EXERCISE: Please reproduce the entries below exactly, leaving the pictures out.

Items from a data source:
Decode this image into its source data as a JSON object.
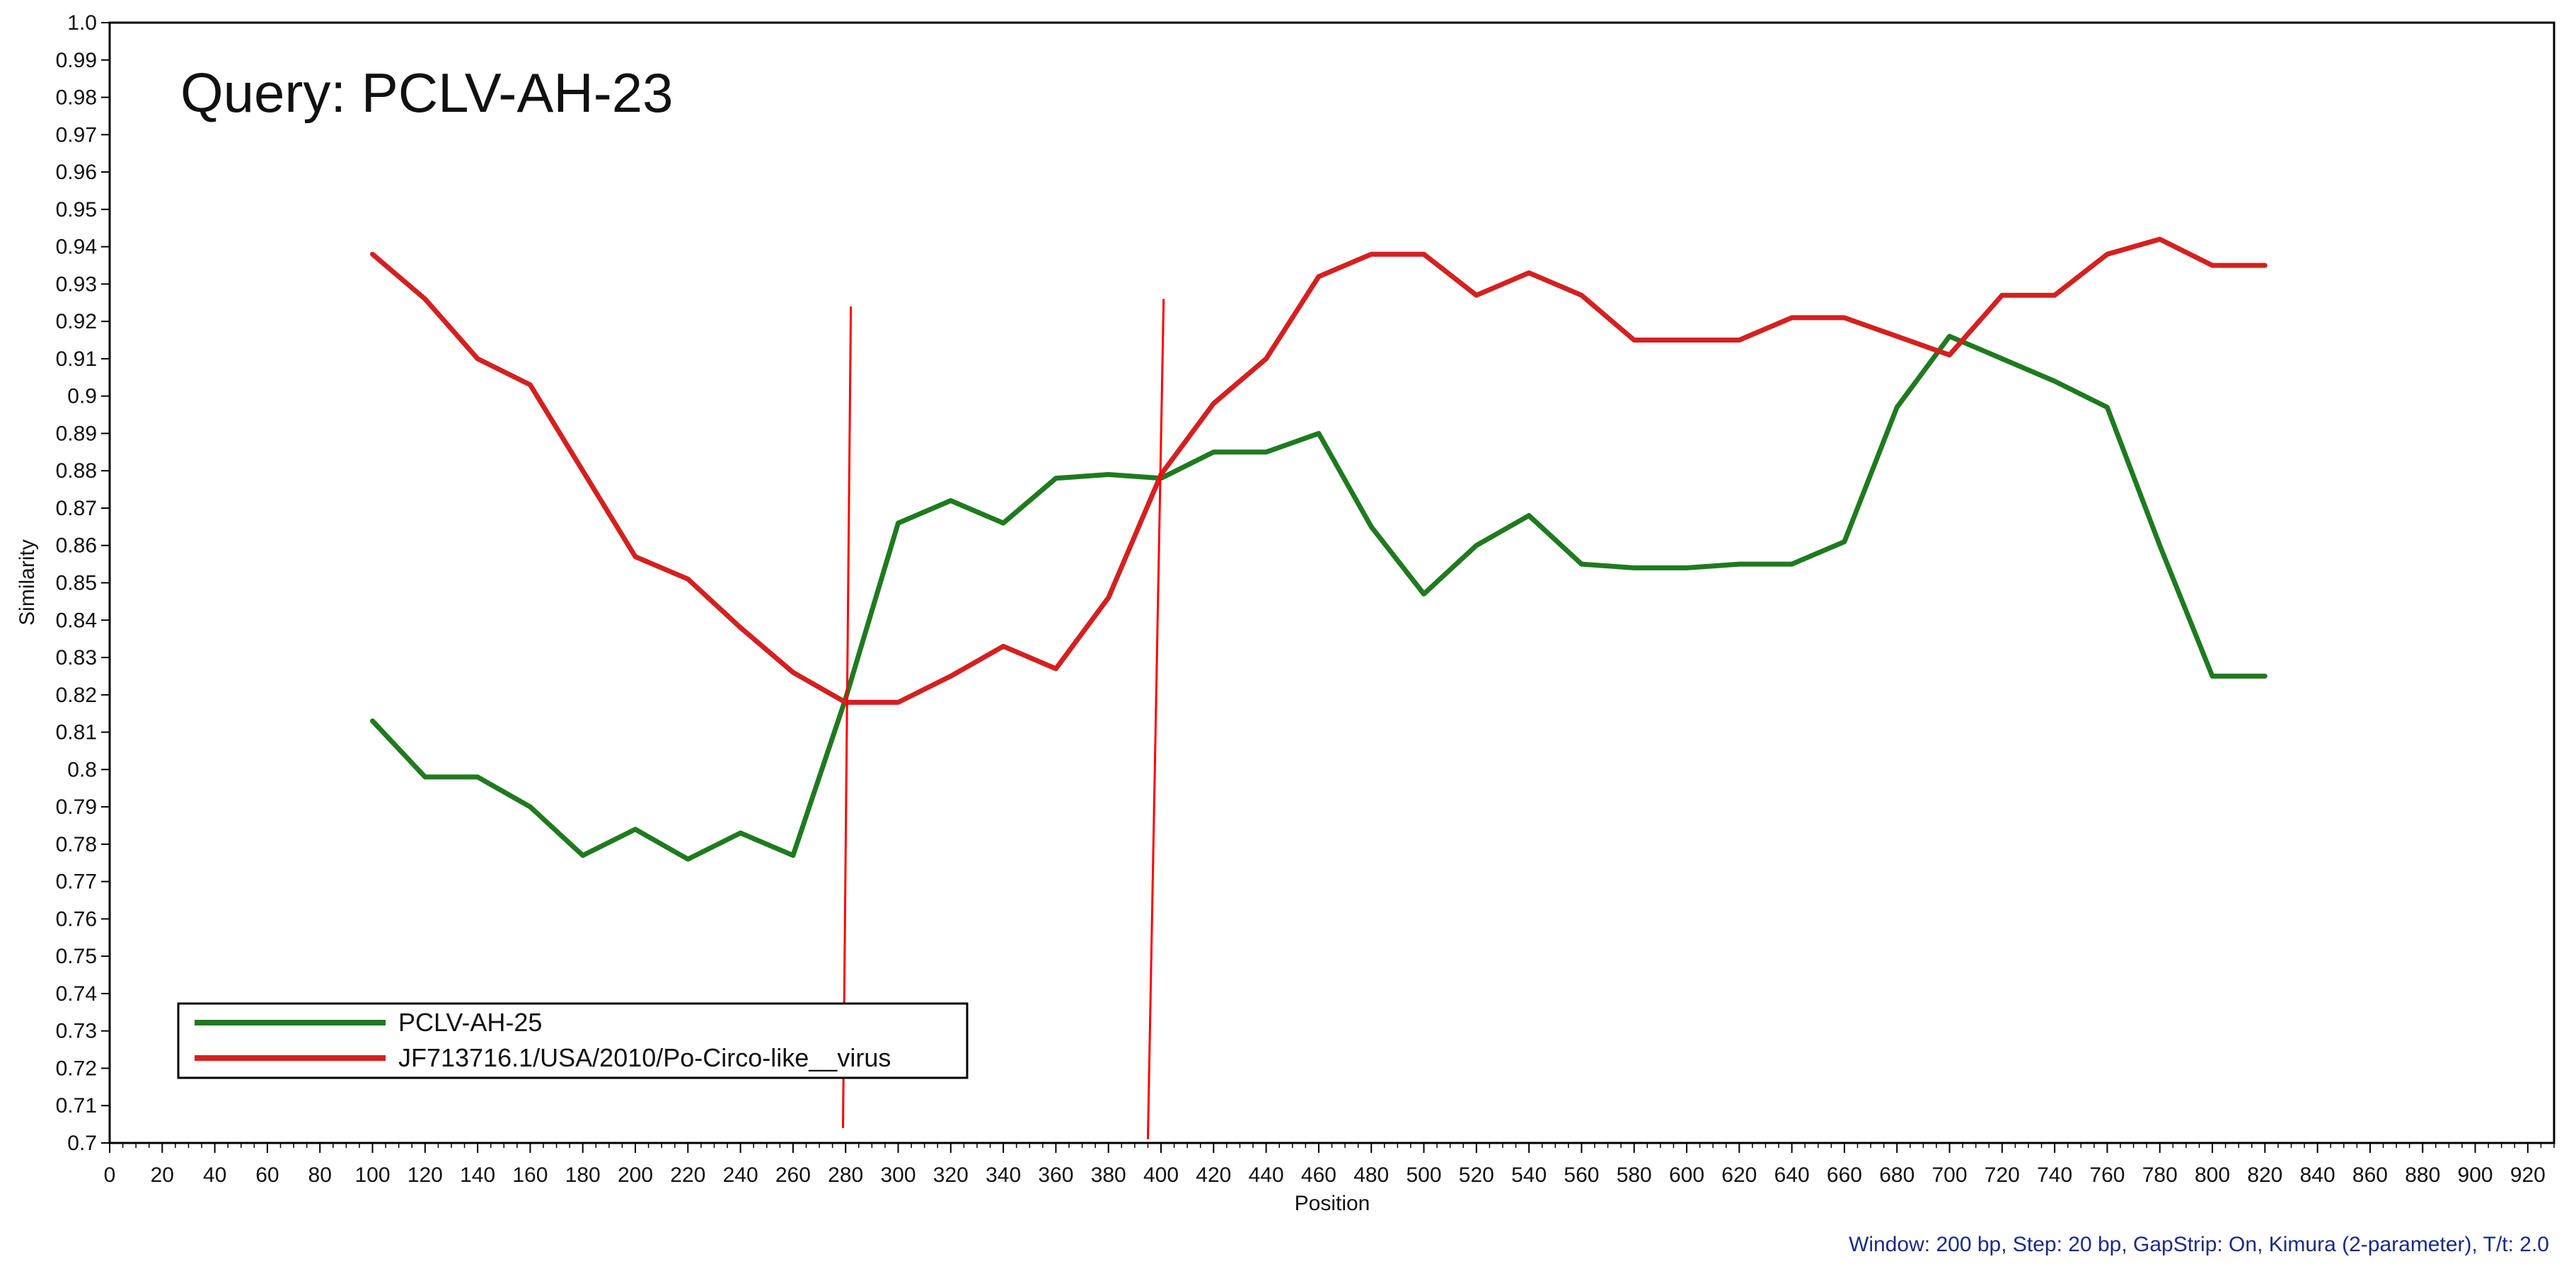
{
  "chart_data": {
    "type": "line",
    "title": "Query: PCLV-AH-23",
    "xlabel": "Position",
    "ylabel": "Similarity",
    "xlim": [
      0,
      930
    ],
    "ylim": [
      0.7,
      1.0
    ],
    "x_ticks": [
      0,
      20,
      40,
      60,
      80,
      100,
      120,
      140,
      160,
      180,
      200,
      220,
      240,
      260,
      280,
      300,
      320,
      340,
      360,
      380,
      400,
      420,
      440,
      460,
      480,
      500,
      520,
      540,
      560,
      580,
      600,
      620,
      640,
      660,
      680,
      700,
      720,
      740,
      760,
      780,
      800,
      820,
      840,
      860,
      880,
      900,
      920
    ],
    "y_ticks": [
      "0.7",
      "0.71",
      "0.72",
      "0.73",
      "0.74",
      "0.75",
      "0.76",
      "0.77",
      "0.78",
      "0.79",
      "0.8",
      "0.81",
      "0.82",
      "0.83",
      "0.84",
      "0.85",
      "0.86",
      "0.87",
      "0.88",
      "0.89",
      "0.9",
      "0.91",
      "0.92",
      "0.93",
      "0.94",
      "0.95",
      "0.96",
      "0.97",
      "0.98",
      "0.99",
      "1.0"
    ],
    "grid": false,
    "legend_position": "bottom-left",
    "series": [
      {
        "name": "PCLV-AH-25",
        "color": "#1f7a1f",
        "x": [
          100,
          120,
          140,
          160,
          180,
          200,
          220,
          240,
          260,
          280,
          300,
          320,
          340,
          360,
          380,
          400,
          420,
          440,
          460,
          480,
          500,
          520,
          540,
          560,
          580,
          600,
          620,
          640,
          660,
          680,
          700,
          720,
          740,
          760,
          780,
          800,
          820
        ],
        "y": [
          0.813,
          0.798,
          0.798,
          0.79,
          0.777,
          0.784,
          0.776,
          0.783,
          0.777,
          0.819,
          0.866,
          0.872,
          0.866,
          0.878,
          0.879,
          0.878,
          0.885,
          0.885,
          0.89,
          0.865,
          0.847,
          0.86,
          0.868,
          0.855,
          0.854,
          0.854,
          0.855,
          0.855,
          0.861,
          0.897,
          0.916,
          0.91,
          0.904,
          0.897,
          0.86,
          0.825,
          0.825
        ]
      },
      {
        "name": "JF713716.1/USA/2010/Po-Circo-like__virus",
        "color": "#d42020",
        "x": [
          100,
          120,
          140,
          160,
          180,
          200,
          220,
          240,
          260,
          280,
          300,
          320,
          340,
          360,
          380,
          400,
          420,
          440,
          460,
          480,
          500,
          520,
          540,
          560,
          580,
          600,
          620,
          640,
          660,
          680,
          700,
          720,
          740,
          760,
          780,
          800,
          820
        ],
        "y": [
          0.938,
          0.926,
          0.91,
          0.903,
          0.88,
          0.857,
          0.851,
          0.838,
          0.826,
          0.818,
          0.818,
          0.825,
          0.833,
          0.827,
          0.846,
          0.879,
          0.898,
          0.91,
          0.932,
          0.938,
          0.938,
          0.927,
          0.933,
          0.927,
          0.915,
          0.915,
          0.915,
          0.921,
          0.921,
          0.916,
          0.911,
          0.927,
          0.927,
          0.938,
          0.942,
          0.935,
          0.935
        ]
      }
    ],
    "annotations": [
      {
        "type": "marker-line",
        "color": "#ff0000",
        "x_top": 282,
        "y_top": 0.924,
        "x_bottom": 279,
        "y_bottom": 0.704
      },
      {
        "type": "marker-line",
        "color": "#ff0000",
        "x_top": 401,
        "y_top": 0.926,
        "x_bottom": 395,
        "y_bottom": 0.701
      }
    ],
    "footer_note": "Window: 200 bp, Step: 20 bp, GapStrip: On, Kimura (2-parameter), T/t: 2.0",
    "footer_color": "#1a2a8a"
  }
}
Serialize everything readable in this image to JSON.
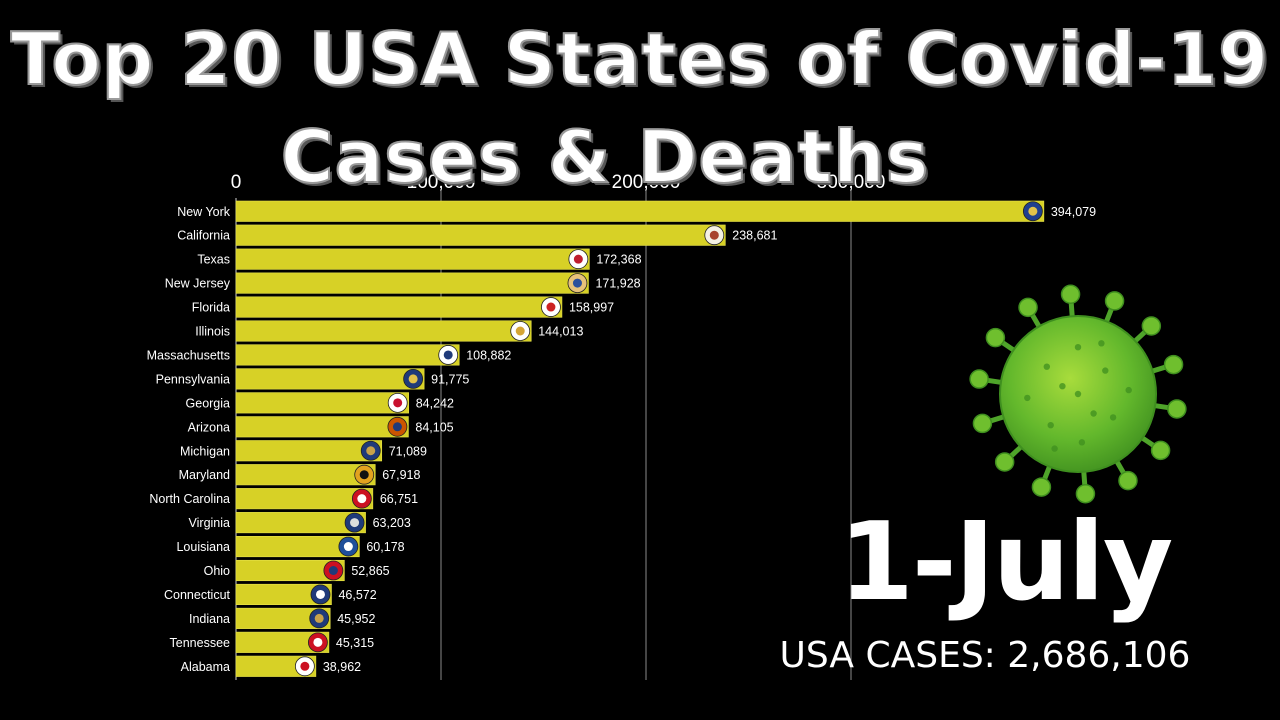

SOLUTION:
Decode this image into its source data as a JSON object.
{
  "chart_data": {
    "type": "line",
    "title": "Query: PCLV-AH-23",
    "xlabel": "Position",
    "ylabel": "Similarity",
    "xlim": [
      0,
      930
    ],
    "ylim": [
      0.7,
      1.0
    ],
    "x_ticks": [
      0,
      20,
      40,
      60,
      80,
      100,
      120,
      140,
      160,
      180,
      200,
      220,
      240,
      260,
      280,
      300,
      320,
      340,
      360,
      380,
      400,
      420,
      440,
      460,
      480,
      500,
      520,
      540,
      560,
      580,
      600,
      620,
      640,
      660,
      680,
      700,
      720,
      740,
      760,
      780,
      800,
      820,
      840,
      860,
      880,
      900,
      920
    ],
    "y_ticks": [
      "0.7",
      "0.71",
      "0.72",
      "0.73",
      "0.74",
      "0.75",
      "0.76",
      "0.77",
      "0.78",
      "0.79",
      "0.8",
      "0.81",
      "0.82",
      "0.83",
      "0.84",
      "0.85",
      "0.86",
      "0.87",
      "0.88",
      "0.89",
      "0.9",
      "0.91",
      "0.92",
      "0.93",
      "0.94",
      "0.95",
      "0.96",
      "0.97",
      "0.98",
      "0.99",
      "1.0"
    ],
    "grid": false,
    "legend_position": "bottom-left",
    "series": [
      {
        "name": "PCLV-AH-25",
        "color": "#1f7a1f",
        "x": [
          100,
          120,
          140,
          160,
          180,
          200,
          220,
          240,
          260,
          280,
          300,
          320,
          340,
          360,
          380,
          400,
          420,
          440,
          460,
          480,
          500,
          520,
          540,
          560,
          580,
          600,
          620,
          640,
          660,
          680,
          700,
          720,
          740,
          760,
          780,
          800,
          820
        ],
        "y": [
          0.813,
          0.798,
          0.798,
          0.79,
          0.777,
          0.784,
          0.776,
          0.783,
          0.777,
          0.819,
          0.866,
          0.872,
          0.866,
          0.878,
          0.879,
          0.878,
          0.885,
          0.885,
          0.89,
          0.865,
          0.847,
          0.86,
          0.868,
          0.855,
          0.854,
          0.854,
          0.855,
          0.855,
          0.861,
          0.897,
          0.916,
          0.91,
          0.904,
          0.897,
          0.86,
          0.825,
          0.825
        ]
      },
      {
        "name": "JF713716.1/USA/2010/Po-Circo-like__virus",
        "color": "#d42020",
        "x": [
          100,
          120,
          140,
          160,
          180,
          200,
          220,
          240,
          260,
          280,
          300,
          320,
          340,
          360,
          380,
          400,
          420,
          440,
          460,
          480,
          500,
          520,
          540,
          560,
          580,
          600,
          620,
          640,
          660,
          680,
          700,
          720,
          740,
          760,
          780,
          800,
          820
        ],
        "y": [
          0.938,
          0.926,
          0.91,
          0.903,
          0.88,
          0.857,
          0.851,
          0.838,
          0.826,
          0.818,
          0.818,
          0.825,
          0.833,
          0.827,
          0.846,
          0.879,
          0.898,
          0.91,
          0.932,
          0.938,
          0.938,
          0.927,
          0.933,
          0.927,
          0.915,
          0.915,
          0.915,
          0.921,
          0.921,
          0.916,
          0.911,
          0.927,
          0.927,
          0.938,
          0.942,
          0.935,
          0.935
        ]
      }
    ],
    "annotations": [
      {
        "type": "marker-line",
        "color": "#ff0000",
        "x_top": 282,
        "y_top": 0.924,
        "x_bottom": 279,
        "y_bottom": 0.704
      },
      {
        "type": "marker-line",
        "color": "#ff0000",
        "x_top": 401,
        "y_top": 0.926,
        "x_bottom": 395,
        "y_bottom": 0.701
      }
    ],
    "footer_note": "Window: 200 bp, Step: 20 bp, GapStrip: On, Kimura (2-parameter), T/t: 2.0",
    "footer_color": "#1a2a8a"
  }
}
Serialize everything readable in this image to JSON.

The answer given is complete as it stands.